--- TASK DATA ---

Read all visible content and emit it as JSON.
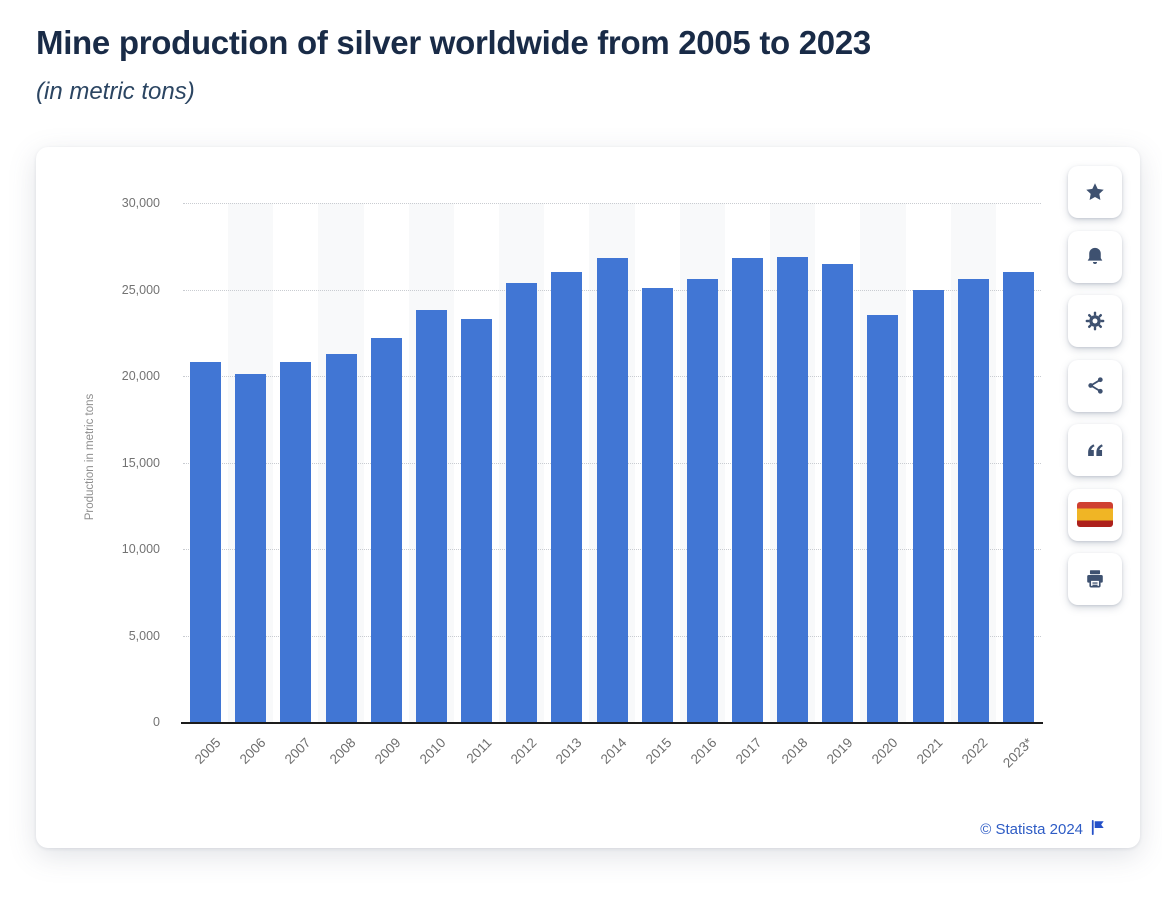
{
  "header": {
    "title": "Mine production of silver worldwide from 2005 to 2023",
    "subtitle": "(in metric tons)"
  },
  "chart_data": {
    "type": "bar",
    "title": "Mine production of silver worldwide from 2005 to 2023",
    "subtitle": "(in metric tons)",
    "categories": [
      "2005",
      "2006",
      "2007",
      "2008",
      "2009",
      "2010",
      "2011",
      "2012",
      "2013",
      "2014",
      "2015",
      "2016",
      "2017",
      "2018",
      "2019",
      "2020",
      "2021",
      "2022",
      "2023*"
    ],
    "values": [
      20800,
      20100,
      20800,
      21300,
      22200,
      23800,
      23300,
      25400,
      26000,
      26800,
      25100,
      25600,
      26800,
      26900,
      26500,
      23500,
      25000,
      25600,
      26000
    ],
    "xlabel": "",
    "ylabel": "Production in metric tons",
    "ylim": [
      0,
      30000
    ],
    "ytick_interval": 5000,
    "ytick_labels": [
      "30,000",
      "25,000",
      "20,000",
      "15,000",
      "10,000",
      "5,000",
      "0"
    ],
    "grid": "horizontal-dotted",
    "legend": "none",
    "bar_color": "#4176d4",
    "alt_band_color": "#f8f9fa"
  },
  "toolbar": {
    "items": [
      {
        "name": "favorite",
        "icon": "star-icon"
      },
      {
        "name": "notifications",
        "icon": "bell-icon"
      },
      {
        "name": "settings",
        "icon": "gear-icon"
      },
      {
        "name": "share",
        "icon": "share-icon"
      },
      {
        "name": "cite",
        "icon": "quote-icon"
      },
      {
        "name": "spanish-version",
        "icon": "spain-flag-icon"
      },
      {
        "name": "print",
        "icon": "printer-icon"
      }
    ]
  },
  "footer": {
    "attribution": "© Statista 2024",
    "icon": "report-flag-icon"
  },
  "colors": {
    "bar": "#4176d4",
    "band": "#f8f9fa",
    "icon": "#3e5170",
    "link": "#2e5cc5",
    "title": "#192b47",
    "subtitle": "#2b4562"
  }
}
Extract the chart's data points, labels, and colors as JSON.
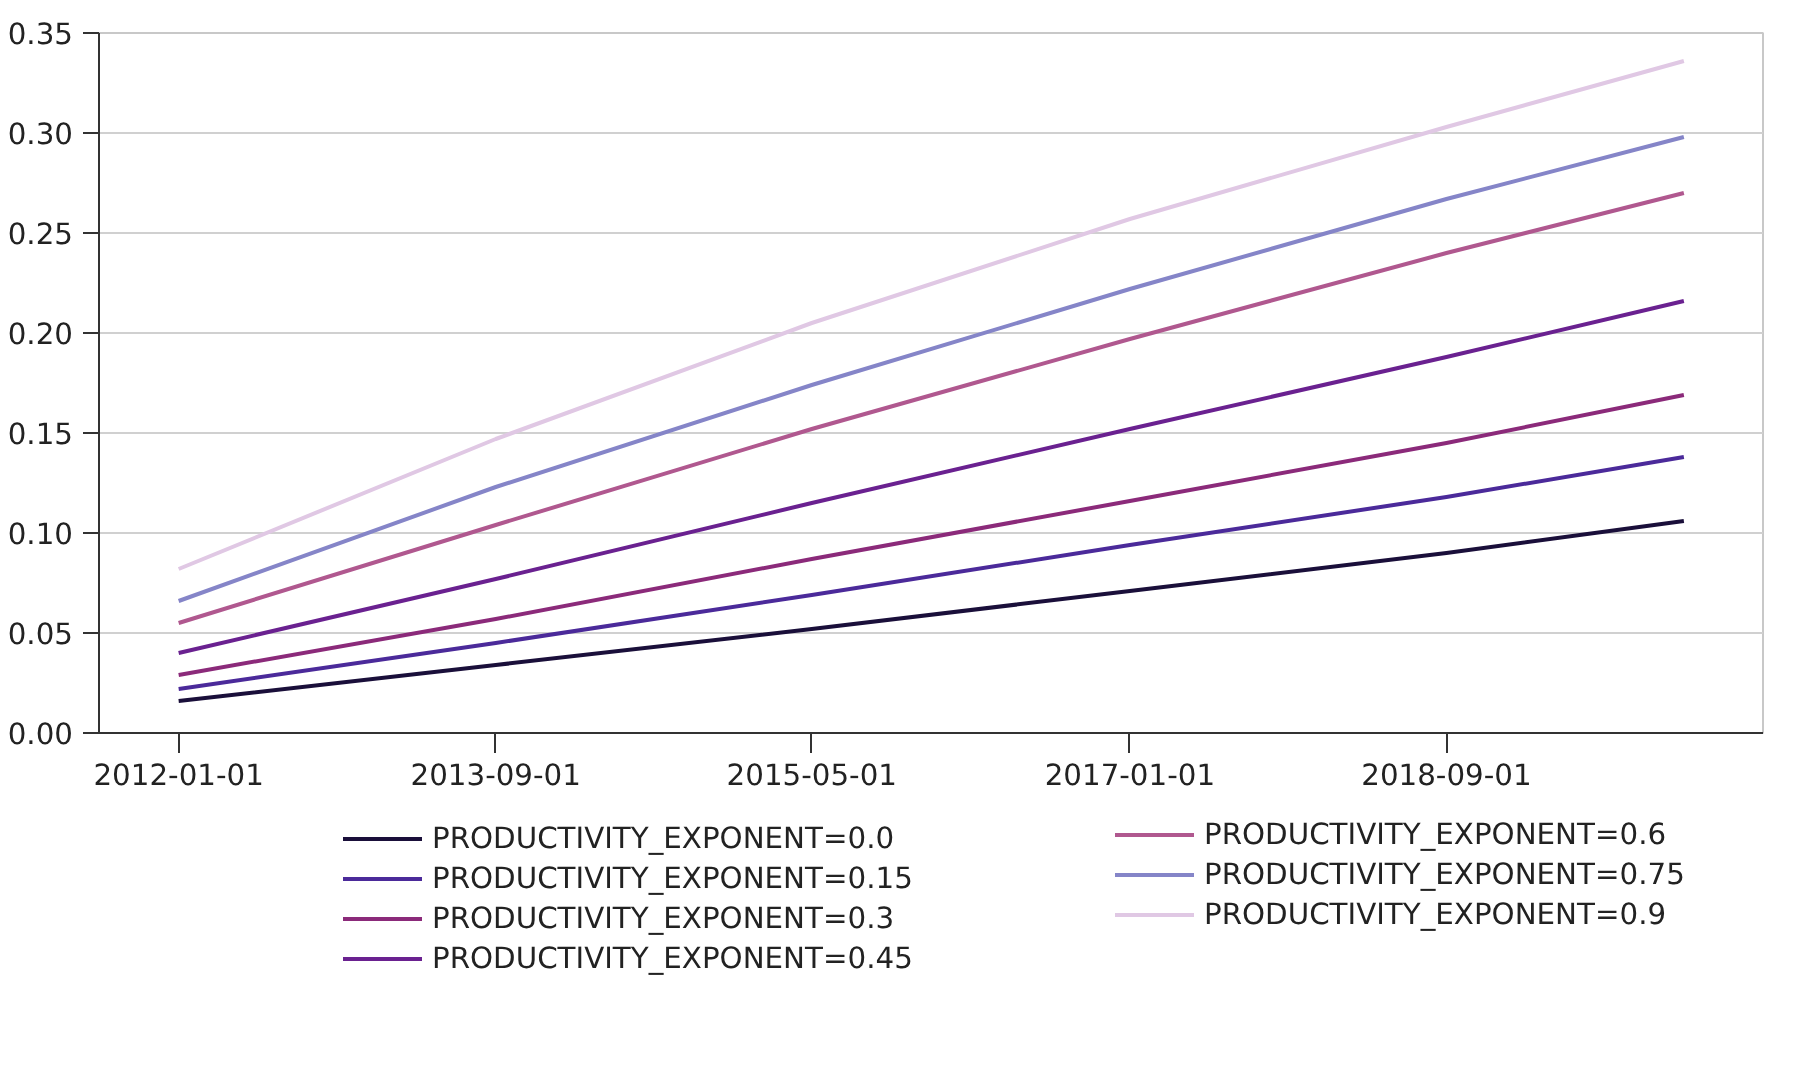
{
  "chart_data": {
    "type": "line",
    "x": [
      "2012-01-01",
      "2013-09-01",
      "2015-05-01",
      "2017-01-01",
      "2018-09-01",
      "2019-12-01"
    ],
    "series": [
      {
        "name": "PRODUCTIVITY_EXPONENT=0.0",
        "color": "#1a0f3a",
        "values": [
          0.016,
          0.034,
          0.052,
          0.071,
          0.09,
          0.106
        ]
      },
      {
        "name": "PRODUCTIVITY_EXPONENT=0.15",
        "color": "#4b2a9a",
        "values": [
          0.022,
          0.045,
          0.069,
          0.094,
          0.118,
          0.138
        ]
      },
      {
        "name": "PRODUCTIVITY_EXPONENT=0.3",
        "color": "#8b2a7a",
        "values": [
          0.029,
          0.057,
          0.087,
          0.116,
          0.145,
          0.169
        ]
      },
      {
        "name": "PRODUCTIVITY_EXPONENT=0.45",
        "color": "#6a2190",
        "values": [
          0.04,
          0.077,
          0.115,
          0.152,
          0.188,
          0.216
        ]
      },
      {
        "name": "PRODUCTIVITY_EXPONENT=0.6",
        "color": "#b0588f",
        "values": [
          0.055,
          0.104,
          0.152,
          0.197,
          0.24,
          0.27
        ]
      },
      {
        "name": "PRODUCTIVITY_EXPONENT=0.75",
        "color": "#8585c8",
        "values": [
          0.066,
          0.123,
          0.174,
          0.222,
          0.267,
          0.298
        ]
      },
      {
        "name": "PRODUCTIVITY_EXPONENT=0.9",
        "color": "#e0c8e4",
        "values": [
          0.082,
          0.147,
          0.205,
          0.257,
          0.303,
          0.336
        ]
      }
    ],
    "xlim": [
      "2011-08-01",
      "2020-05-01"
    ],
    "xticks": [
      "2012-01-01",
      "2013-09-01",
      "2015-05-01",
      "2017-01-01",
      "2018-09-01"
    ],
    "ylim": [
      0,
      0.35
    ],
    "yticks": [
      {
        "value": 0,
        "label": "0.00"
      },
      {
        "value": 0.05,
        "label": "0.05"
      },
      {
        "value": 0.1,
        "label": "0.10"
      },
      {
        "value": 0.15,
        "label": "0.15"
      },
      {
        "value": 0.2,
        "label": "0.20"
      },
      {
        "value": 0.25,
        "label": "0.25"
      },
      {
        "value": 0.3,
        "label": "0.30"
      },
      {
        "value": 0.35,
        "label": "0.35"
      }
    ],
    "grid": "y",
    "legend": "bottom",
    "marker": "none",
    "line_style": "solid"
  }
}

---

- _STATED TASK_
Your answer should be a single number: the count of lines containing the word "JSON".

- _ANSWER TO THIS PROBLEM_
2